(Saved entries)

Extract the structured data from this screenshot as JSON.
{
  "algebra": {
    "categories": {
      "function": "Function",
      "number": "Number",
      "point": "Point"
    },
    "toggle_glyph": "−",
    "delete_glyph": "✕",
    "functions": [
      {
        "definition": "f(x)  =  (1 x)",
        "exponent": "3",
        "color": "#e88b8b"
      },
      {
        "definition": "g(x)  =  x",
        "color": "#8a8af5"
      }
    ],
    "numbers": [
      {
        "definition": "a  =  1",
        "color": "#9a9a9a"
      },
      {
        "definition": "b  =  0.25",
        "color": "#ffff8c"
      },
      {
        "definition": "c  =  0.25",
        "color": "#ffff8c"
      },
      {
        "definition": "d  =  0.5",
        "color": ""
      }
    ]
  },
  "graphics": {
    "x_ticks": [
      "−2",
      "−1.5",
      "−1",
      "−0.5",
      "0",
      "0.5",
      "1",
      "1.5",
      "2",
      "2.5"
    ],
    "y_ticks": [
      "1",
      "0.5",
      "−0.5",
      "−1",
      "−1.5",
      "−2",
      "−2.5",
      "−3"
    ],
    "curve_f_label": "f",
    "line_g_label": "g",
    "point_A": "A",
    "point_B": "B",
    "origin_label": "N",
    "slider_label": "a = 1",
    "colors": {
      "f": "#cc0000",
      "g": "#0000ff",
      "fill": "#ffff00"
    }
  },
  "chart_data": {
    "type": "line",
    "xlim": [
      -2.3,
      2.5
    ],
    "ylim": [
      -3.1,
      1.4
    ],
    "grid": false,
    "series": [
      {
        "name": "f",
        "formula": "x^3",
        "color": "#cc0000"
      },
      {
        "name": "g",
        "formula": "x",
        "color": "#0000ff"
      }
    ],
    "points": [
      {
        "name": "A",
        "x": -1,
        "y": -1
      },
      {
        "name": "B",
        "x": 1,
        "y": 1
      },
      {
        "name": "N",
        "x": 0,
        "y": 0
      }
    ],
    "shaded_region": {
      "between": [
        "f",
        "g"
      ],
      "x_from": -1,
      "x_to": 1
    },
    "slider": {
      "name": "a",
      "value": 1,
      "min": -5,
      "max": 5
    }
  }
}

:: Exercise ::
Extract each line of the material exactly as it stands.

:: Complete output ::
Extract the structured data from this screenshot as JSON.
{
  "algebra": {
    "categories": {
      "function": "Function",
      "number": "Number",
      "point": "Point"
    },
    "toggle_glyph": "−",
    "delete_glyph": "✕",
    "functions": [
      {
        "definition": "f(x)  =  (1 x)",
        "exponent": "3",
        "color": "#e88b8b"
      },
      {
        "definition": "g(x)  =  x",
        "color": "#8a8af5"
      }
    ],
    "numbers": [
      {
        "definition": "a  =  1",
        "color": "#9a9a9a"
      },
      {
        "definition": "b  =  0.25",
        "color": "#ffff8c"
      },
      {
        "definition": "c  =  0.25",
        "color": "#ffff8c"
      },
      {
        "definition": "d  =  0.5",
        "color": ""
      }
    ]
  },
  "graphics": {
    "x_ticks": [
      "−2",
      "−1.5",
      "−1",
      "−0.5",
      "0",
      "0.5",
      "1",
      "1.5",
      "2",
      "2.5"
    ],
    "y_ticks": [
      "1",
      "0.5",
      "−0.5",
      "−1",
      "−1.5",
      "−2",
      "−2.5",
      "−3"
    ],
    "curve_f_label": "f",
    "line_g_label": "g",
    "point_A": "A",
    "point_B": "B",
    "origin_label": "N",
    "slider_label": "a = 1",
    "colors": {
      "f": "#cc0000",
      "g": "#0000ff",
      "fill": "#ffff00"
    }
  },
  "chart_data": {
    "type": "line",
    "xlim": [
      -2.3,
      2.5
    ],
    "ylim": [
      -3.1,
      1.4
    ],
    "grid": false,
    "series": [
      {
        "name": "f",
        "formula": "x^3",
        "color": "#cc0000"
      },
      {
        "name": "g",
        "formula": "x",
        "color": "#0000ff"
      }
    ],
    "points": [
      {
        "name": "A",
        "x": -1,
        "y": -1
      },
      {
        "name": "B",
        "x": 1,
        "y": 1
      },
      {
        "name": "N",
        "x": 0,
        "y": 0
      }
    ],
    "shaded_region": {
      "between": [
        "f",
        "g"
      ],
      "x_from": -1,
      "x_to": 1
    },
    "slider": {
      "name": "a",
      "value": 1,
      "min": -5,
      "max": 5
    }
  }
}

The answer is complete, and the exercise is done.